**Passage shown:**
»»
[SERVER-23406] index scan is slower than full collection scan in some scenarios Created: 29/Mar/16  Updated: 15/Aug/23

Status: Backlog
Project: Core Server
Component/s: Querying
Affects Version/s: None
Fix Version/s: None

Type: Improvement Priority: Major - P3
Reporter: Asya Kamsky Assignee: Backlog - Query Execution
Resolution: Unresolved Votes: 0
Labels: asya, bi-performance
Remaining Estimate: Not Specified
Time Spent: Not Specified
Original Estimate: Not Specified

Attachments: PNG File Screenshot 2016-04-12 15.51.00.png     PNG File Screenshot 2016-04-12 16.35.16.png     PNG File Screenshot 2016-04-12 17.53.37.png     PNG File Screenshot 2016-04-12 17.53.59.png     PNG File flame-graph-screenshot.png     PNG File flame-graph-screenshot.png     File ixscan-flamegraph.svg     File time-ixscan-vs-collscan.js    
Issue Links:
Depends
is depended on by SERVER-69257 COUNT_SCAN plan not selected when unf... Blocked
Duplicate
is duplicated by SERVER-44057 Find on non-indexed and sort on index... Closed
Problem/Incident
causes SERVER-59341 Query planner choses collscan over co... Backlog
Related
is related to SERVER-29227 $nin operation choose IXSCAN but not ... Closed
is related to SERVER-20066 Query planner should consider index s... Closed
Assigned Teams:
Query Execution
Participants:
Case:
Linked BF Score: 0

 Description   

Tested with WiredTiger which seems to exhibit this more than MMAP.

Covered index query which has to return all the documents from a collection is slower than just a full collection scan even in cases where index is quite small and collection is very large.

Looking at where we spend time, it appears for each "document" we need to "synthesize" from the index we allocate and free some memory. We apparently have some optimization for avoiding that in collection scan but not full index scan. This is to track the same optimization for index scan.



 Comments   
Comment by Kyle Suarez [ 16/May/17 ]

Here it is: time-ixscan-vs-collscan.js

It doesn't populate any data – I did that separately as I wanted to run this script many times. The data I used for the profiling was pretty simple:

populate-ixscan-vs-collscan.js

Random.setRandomSeed();
let bulk = db.getCollection("ixscanVsCollscan").initializeUnorderedBullkOp();
for (let i = 0; i < 3000000; i++) {
    bulk.insert({_id: i, data: Random.rand()});
}
assert.writeOK(bulk.execute());

If you prefer copying and pasting over downloading files:

time-ixscan-vs-collscan.js

"use strict";
 
const trials = 20;
const query = {};
const proj = {_id: 0, data: 1};
const collscan = {$natural: 1};
const ixscan = {data: 1};
 
let coll = db.getCollection("ixscanVsCollscan");
 
print("Creating indexes...");
coll.createIndex({data: 1});
 
print("Testing ixscan...");
let ixscanTrials = [];
for (let i = 0; i < trials; i++) {
    let data = coll.explain("executionStats").find(query, proj).hint(ixscan).next();
    ixscanTrials.push(data.executionStats.executionTimeMillis);
}
ixscanTrials.sort();
const ixscanAverage = ixscanTrials.reduce((acc, val) => acc + val) / trials;
const ixscanMedian = ixscanTrials[trials / 2];
print("Average ixscan execution time (milliseconds): " + ixscanAverage);
print("Median ixscan execution time (milliseconds): " + ixscanMedian);
 
print("Testing collscan...");
let collscanTrials = [];
for (let i = 0; i < trials; i++) {
    let data = coll.explain("executionStats").find(query, proj).hint(collscan).next();
    collscanTrials.push(data.executionStats.executionTimeMillis);
}
collscanTrials.sort();
const collscanMedian = collscanTrials[trials / 2];
const collscanAverage = collscanTrials.reduce((acc, val) => acc + val) / trials;
print("Average collscan execution time (milliseconds): " + collscanAverage);
print("Median collscan execution time (milliseconds): " + collscanMedian);

Might want to discard the first trial of each for timing purposes to let the data move into cache.
««
**Actions to take:**
1. Translate this sentence from the issue report into Spanish: "It doesn't populate any data – I did that separately as I wanted to run this script many times."
2. According to the issue report, how many documents does the population script insert into the collection?

**Stored data:**
»»
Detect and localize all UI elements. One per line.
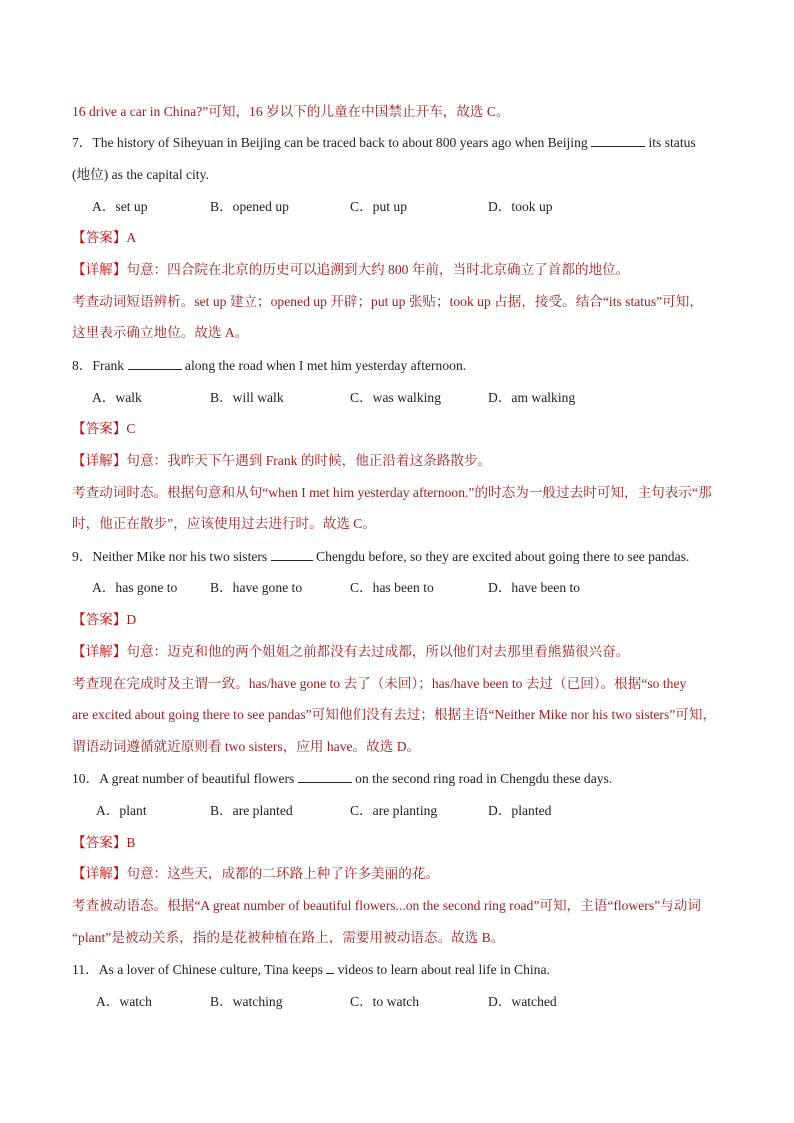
««
**Complete answers:**
1. No inserta ningún dato; eso lo hice por separado porque quería ejecutar este script muchas veces.

2. 3,000,000 documents.